— begin —

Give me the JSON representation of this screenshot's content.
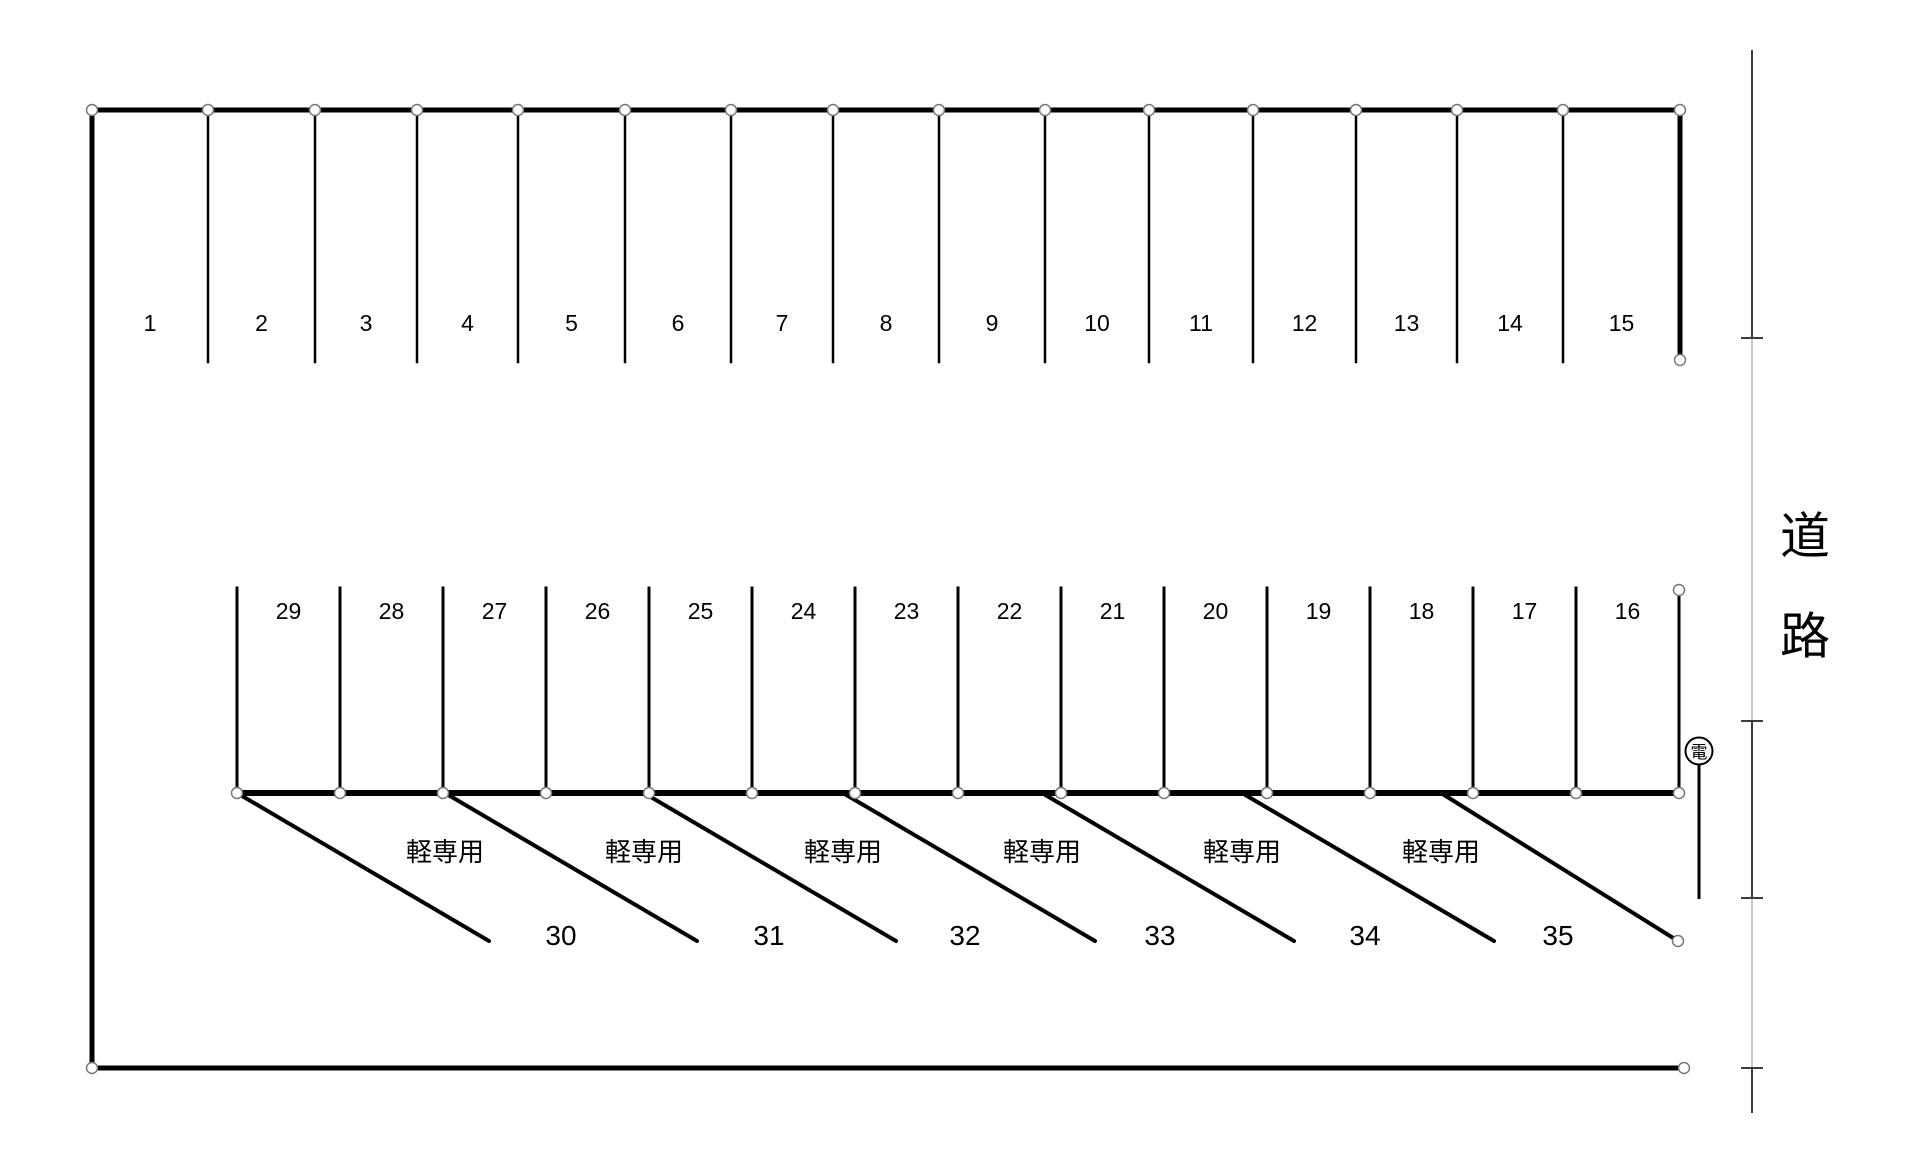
{
  "diagram": {
    "top_row_stalls": [
      "1",
      "2",
      "3",
      "4",
      "5",
      "6",
      "7",
      "8",
      "9",
      "10",
      "11",
      "12",
      "13",
      "14",
      "15"
    ],
    "middle_row_stalls": [
      "29",
      "28",
      "27",
      "26",
      "25",
      "24",
      "23",
      "22",
      "21",
      "20",
      "19",
      "18",
      "17",
      "16"
    ],
    "kei_row": {
      "stall_numbers": [
        "30",
        "31",
        "32",
        "33",
        "34",
        "35"
      ],
      "stall_type_label": "軽専用"
    },
    "road_label": "道路",
    "utility_pole_label": "電"
  },
  "colors": {
    "background": "#ffffff",
    "line": "#000000",
    "road_line_dark": "#3c3c3c",
    "road_line_light": "#c9c9c9",
    "node_fill": "#ffffff",
    "node_stroke": "#777777"
  }
}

— end —

[Short exercise] Print every entry above again without changing a word, and omit the pictures.

[Reply to the task]
Give me the JSON representation of this screenshot's content.
{
  "diagram": {
    "top_row_stalls": [
      "1",
      "2",
      "3",
      "4",
      "5",
      "6",
      "7",
      "8",
      "9",
      "10",
      "11",
      "12",
      "13",
      "14",
      "15"
    ],
    "middle_row_stalls": [
      "29",
      "28",
      "27",
      "26",
      "25",
      "24",
      "23",
      "22",
      "21",
      "20",
      "19",
      "18",
      "17",
      "16"
    ],
    "kei_row": {
      "stall_numbers": [
        "30",
        "31",
        "32",
        "33",
        "34",
        "35"
      ],
      "stall_type_label": "軽専用"
    },
    "road_label": "道路",
    "utility_pole_label": "電"
  },
  "colors": {
    "background": "#ffffff",
    "line": "#000000",
    "road_line_dark": "#3c3c3c",
    "road_line_light": "#c9c9c9",
    "node_fill": "#ffffff",
    "node_stroke": "#777777"
  }
}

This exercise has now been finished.